**Goal of the exercise:** Locate each line in the records below that contains the string "section" and copy those lines, treating uppercase and lowercase as different.

**Provided records:**
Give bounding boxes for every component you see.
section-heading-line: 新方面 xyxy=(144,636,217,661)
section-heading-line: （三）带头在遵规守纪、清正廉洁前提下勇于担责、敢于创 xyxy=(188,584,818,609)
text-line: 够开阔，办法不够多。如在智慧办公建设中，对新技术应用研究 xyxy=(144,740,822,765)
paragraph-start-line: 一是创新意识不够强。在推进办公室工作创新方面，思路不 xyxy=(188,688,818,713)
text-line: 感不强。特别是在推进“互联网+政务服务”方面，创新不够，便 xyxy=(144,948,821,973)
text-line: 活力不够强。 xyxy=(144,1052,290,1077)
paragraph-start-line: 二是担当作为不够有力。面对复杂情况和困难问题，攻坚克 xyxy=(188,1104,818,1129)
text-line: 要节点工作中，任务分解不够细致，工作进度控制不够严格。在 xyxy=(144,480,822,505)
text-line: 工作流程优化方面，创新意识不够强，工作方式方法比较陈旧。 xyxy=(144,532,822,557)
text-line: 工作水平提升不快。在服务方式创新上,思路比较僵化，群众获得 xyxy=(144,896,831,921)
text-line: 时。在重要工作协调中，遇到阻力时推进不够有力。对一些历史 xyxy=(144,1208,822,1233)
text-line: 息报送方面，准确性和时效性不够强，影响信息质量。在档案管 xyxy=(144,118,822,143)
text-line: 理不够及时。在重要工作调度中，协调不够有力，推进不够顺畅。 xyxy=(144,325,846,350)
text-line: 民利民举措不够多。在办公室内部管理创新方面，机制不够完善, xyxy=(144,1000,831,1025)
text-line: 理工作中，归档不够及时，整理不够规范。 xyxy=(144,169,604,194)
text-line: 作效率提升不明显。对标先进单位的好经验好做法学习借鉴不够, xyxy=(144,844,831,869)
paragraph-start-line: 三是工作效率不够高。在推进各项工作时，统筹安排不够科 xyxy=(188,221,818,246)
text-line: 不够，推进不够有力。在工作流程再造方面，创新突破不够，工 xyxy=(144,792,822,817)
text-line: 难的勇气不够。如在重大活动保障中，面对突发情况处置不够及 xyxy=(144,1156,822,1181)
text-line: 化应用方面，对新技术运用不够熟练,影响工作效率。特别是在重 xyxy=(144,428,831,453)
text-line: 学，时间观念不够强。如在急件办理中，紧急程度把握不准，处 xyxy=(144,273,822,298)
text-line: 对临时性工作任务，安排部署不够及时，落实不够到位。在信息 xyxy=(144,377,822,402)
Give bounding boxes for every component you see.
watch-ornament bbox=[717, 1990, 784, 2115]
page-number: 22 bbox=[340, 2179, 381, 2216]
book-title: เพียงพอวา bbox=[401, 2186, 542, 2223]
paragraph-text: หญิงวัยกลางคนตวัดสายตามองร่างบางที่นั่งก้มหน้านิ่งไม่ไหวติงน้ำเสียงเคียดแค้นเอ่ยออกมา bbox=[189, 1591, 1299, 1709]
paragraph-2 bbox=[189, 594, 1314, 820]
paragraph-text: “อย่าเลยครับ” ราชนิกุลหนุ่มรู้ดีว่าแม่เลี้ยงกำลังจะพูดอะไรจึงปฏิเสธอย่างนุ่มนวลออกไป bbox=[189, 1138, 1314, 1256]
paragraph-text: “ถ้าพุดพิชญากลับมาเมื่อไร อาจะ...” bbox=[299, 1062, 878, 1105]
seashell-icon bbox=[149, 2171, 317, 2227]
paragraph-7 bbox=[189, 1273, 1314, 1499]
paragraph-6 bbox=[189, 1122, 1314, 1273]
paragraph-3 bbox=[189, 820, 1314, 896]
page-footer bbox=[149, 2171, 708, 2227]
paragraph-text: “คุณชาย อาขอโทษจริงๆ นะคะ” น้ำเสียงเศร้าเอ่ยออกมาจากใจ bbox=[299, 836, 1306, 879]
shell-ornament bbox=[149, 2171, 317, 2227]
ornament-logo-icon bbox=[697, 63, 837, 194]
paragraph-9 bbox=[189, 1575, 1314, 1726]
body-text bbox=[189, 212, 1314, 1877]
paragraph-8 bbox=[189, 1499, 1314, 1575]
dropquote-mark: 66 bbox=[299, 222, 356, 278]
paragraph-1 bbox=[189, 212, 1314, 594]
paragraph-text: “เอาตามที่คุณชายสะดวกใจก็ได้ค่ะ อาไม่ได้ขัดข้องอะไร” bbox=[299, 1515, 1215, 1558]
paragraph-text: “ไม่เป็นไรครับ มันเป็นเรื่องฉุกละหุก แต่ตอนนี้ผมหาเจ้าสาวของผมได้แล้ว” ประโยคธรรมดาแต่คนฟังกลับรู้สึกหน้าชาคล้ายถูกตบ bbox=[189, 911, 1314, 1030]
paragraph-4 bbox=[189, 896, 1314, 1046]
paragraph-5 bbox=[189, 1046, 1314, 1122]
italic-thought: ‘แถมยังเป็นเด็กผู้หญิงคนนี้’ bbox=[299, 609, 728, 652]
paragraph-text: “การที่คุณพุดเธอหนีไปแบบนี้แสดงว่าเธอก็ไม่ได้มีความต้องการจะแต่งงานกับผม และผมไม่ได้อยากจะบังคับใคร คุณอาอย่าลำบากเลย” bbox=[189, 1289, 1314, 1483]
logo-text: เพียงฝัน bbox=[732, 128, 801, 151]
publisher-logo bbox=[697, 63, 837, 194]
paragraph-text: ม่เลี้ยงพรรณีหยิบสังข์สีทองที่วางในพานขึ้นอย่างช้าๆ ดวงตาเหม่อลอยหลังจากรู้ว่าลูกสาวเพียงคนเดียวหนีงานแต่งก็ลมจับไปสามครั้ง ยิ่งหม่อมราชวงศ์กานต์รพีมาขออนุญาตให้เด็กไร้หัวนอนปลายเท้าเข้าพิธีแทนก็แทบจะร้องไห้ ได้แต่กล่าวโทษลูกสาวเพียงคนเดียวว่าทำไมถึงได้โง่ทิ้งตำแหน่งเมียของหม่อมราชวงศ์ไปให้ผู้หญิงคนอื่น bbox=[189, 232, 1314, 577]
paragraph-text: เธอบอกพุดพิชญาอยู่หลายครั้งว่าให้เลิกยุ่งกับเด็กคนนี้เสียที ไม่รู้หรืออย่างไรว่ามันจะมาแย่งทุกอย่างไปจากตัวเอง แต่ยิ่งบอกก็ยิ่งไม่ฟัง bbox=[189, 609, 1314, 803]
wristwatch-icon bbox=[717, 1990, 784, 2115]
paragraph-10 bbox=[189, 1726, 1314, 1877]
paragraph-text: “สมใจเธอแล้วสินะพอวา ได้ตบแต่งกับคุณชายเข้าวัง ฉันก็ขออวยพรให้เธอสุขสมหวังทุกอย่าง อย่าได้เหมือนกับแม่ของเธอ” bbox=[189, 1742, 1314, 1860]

**Answer to this task:**
section-heading-line: 新方面 xyxy=(144,636,217,661)
section-heading-line: （三）带头在遵规守纪、清正廉洁前提下勇于担责、敢于创 xyxy=(188,584,818,609)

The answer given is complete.